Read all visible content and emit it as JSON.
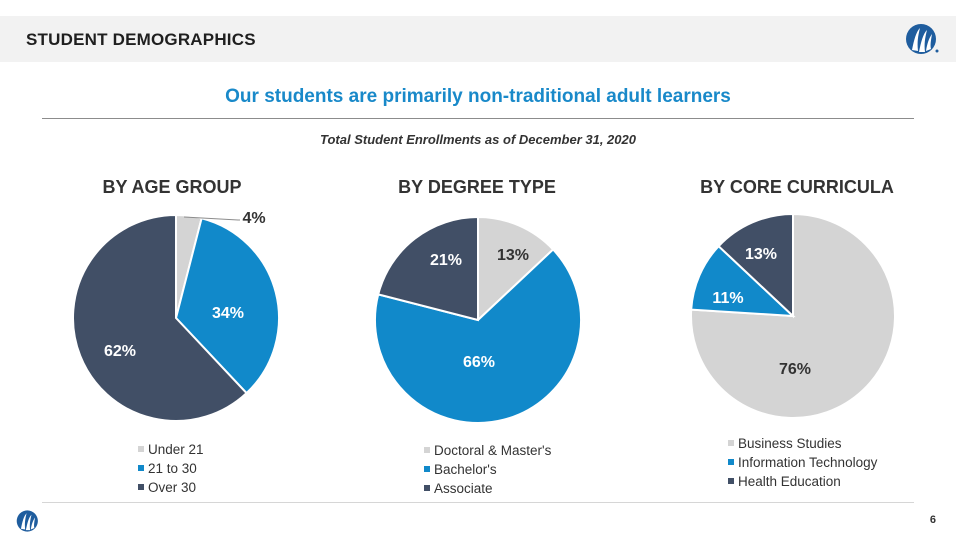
{
  "header": {
    "title": "STUDENT DEMOGRAPHICS"
  },
  "subtitle": "Our students are primarily non-traditional adult learners",
  "caption": "Total Student Enrollments as of December 31, 2020",
  "colors": {
    "light_gray": "#d4d4d4",
    "blue": "#1189ca",
    "navy": "#414f66",
    "accent": "#1989c9"
  },
  "chart_data": [
    {
      "type": "pie",
      "title": "BY AGE GROUP",
      "categories": [
        "Under 21",
        "21 to 30",
        "Over 30"
      ],
      "values": [
        4,
        34,
        62
      ],
      "labels": [
        "4%",
        "34%",
        "62%"
      ],
      "colors": [
        "#d4d4d4",
        "#1189ca",
        "#414f66"
      ],
      "legend_position": "bottom"
    },
    {
      "type": "pie",
      "title": "BY DEGREE TYPE",
      "categories": [
        "Doctoral & Master's",
        "Bachelor's",
        "Associate"
      ],
      "values": [
        13,
        66,
        21
      ],
      "labels": [
        "13%",
        "66%",
        "21%"
      ],
      "colors": [
        "#d4d4d4",
        "#1189ca",
        "#414f66"
      ],
      "legend_position": "bottom"
    },
    {
      "type": "pie",
      "title": "BY CORE CURRICULA",
      "categories": [
        "Business Studies",
        "Information Technology",
        "Health Education"
      ],
      "values": [
        76,
        11,
        13
      ],
      "labels": [
        "76%",
        "11%",
        "13%"
      ],
      "colors": [
        "#d4d4d4",
        "#1189ca",
        "#414f66"
      ],
      "legend_position": "bottom"
    }
  ],
  "footer": {
    "page_number": "6"
  },
  "icons": {
    "logo": "wave-logo-icon"
  }
}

===

Repeat the material above in full and exactly, omitting the pictures.

Exercise answer —
Read all visible content and emit it as JSON.
{
  "header": {
    "title": "STUDENT DEMOGRAPHICS"
  },
  "subtitle": "Our students are primarily non-traditional adult learners",
  "caption": "Total Student Enrollments as of December 31, 2020",
  "colors": {
    "light_gray": "#d4d4d4",
    "blue": "#1189ca",
    "navy": "#414f66",
    "accent": "#1989c9"
  },
  "chart_data": [
    {
      "type": "pie",
      "title": "BY AGE GROUP",
      "categories": [
        "Under 21",
        "21 to 30",
        "Over 30"
      ],
      "values": [
        4,
        34,
        62
      ],
      "labels": [
        "4%",
        "34%",
        "62%"
      ],
      "colors": [
        "#d4d4d4",
        "#1189ca",
        "#414f66"
      ],
      "legend_position": "bottom"
    },
    {
      "type": "pie",
      "title": "BY DEGREE TYPE",
      "categories": [
        "Doctoral & Master's",
        "Bachelor's",
        "Associate"
      ],
      "values": [
        13,
        66,
        21
      ],
      "labels": [
        "13%",
        "66%",
        "21%"
      ],
      "colors": [
        "#d4d4d4",
        "#1189ca",
        "#414f66"
      ],
      "legend_position": "bottom"
    },
    {
      "type": "pie",
      "title": "BY CORE CURRICULA",
      "categories": [
        "Business Studies",
        "Information Technology",
        "Health Education"
      ],
      "values": [
        76,
        11,
        13
      ],
      "labels": [
        "76%",
        "11%",
        "13%"
      ],
      "colors": [
        "#d4d4d4",
        "#1189ca",
        "#414f66"
      ],
      "legend_position": "bottom"
    }
  ],
  "footer": {
    "page_number": "6"
  },
  "icons": {
    "logo": "wave-logo-icon"
  }
}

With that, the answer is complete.